■ **PROBLEM TO SOLVE**:
Pull out from the material below all lines with "Estabilidad".

■ **DATASET ROWS**:
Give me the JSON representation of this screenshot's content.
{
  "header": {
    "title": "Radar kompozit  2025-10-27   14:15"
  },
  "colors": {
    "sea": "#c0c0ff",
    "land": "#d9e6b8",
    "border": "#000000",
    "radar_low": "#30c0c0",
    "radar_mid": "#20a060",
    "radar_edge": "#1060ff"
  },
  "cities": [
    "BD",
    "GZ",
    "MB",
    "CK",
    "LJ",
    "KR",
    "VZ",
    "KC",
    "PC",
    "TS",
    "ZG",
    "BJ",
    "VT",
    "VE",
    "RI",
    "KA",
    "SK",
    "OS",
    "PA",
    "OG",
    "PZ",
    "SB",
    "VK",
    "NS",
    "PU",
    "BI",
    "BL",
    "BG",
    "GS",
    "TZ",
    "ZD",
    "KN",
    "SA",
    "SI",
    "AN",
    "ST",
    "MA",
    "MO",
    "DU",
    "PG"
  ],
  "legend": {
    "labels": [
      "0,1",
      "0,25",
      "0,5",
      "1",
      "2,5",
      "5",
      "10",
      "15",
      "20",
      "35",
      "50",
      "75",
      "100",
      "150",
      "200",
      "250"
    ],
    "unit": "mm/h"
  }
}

...

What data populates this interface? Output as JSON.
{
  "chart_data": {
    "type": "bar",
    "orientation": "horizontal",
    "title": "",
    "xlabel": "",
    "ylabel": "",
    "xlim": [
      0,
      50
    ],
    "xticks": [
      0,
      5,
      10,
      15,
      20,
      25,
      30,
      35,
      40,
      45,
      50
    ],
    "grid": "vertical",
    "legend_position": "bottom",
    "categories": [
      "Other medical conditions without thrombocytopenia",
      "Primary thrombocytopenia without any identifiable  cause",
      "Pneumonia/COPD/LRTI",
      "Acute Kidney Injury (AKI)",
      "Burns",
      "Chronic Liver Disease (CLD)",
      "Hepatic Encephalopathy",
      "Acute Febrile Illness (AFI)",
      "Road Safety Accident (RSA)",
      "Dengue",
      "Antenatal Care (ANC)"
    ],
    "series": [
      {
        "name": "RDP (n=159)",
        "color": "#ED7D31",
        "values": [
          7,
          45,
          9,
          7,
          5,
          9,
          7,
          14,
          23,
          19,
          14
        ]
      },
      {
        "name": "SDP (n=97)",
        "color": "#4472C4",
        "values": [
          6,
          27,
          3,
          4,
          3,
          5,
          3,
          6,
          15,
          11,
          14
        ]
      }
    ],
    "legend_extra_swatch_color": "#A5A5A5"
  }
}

--

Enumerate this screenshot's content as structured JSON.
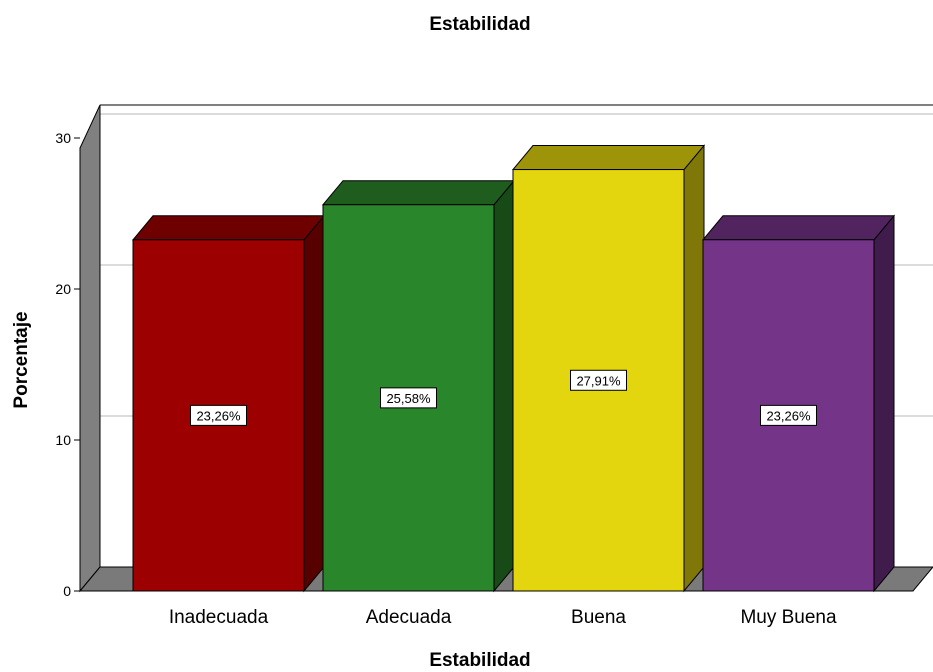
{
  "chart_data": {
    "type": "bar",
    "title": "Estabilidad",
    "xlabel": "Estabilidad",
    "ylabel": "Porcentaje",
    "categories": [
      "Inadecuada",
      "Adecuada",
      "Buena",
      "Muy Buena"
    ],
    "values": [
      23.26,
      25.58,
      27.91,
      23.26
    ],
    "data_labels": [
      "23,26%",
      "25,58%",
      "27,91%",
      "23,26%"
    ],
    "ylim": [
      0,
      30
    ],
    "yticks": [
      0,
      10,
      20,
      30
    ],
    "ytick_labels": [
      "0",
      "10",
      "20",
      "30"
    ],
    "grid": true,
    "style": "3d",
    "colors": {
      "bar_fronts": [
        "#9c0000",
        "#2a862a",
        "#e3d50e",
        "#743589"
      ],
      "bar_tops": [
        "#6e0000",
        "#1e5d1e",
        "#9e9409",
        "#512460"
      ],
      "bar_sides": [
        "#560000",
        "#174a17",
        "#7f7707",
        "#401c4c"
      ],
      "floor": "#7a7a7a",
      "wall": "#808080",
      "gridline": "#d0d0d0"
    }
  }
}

■ **THE RESPONSE**:
    "title": "Estabilidad",
    "xlabel": "Estabilidad",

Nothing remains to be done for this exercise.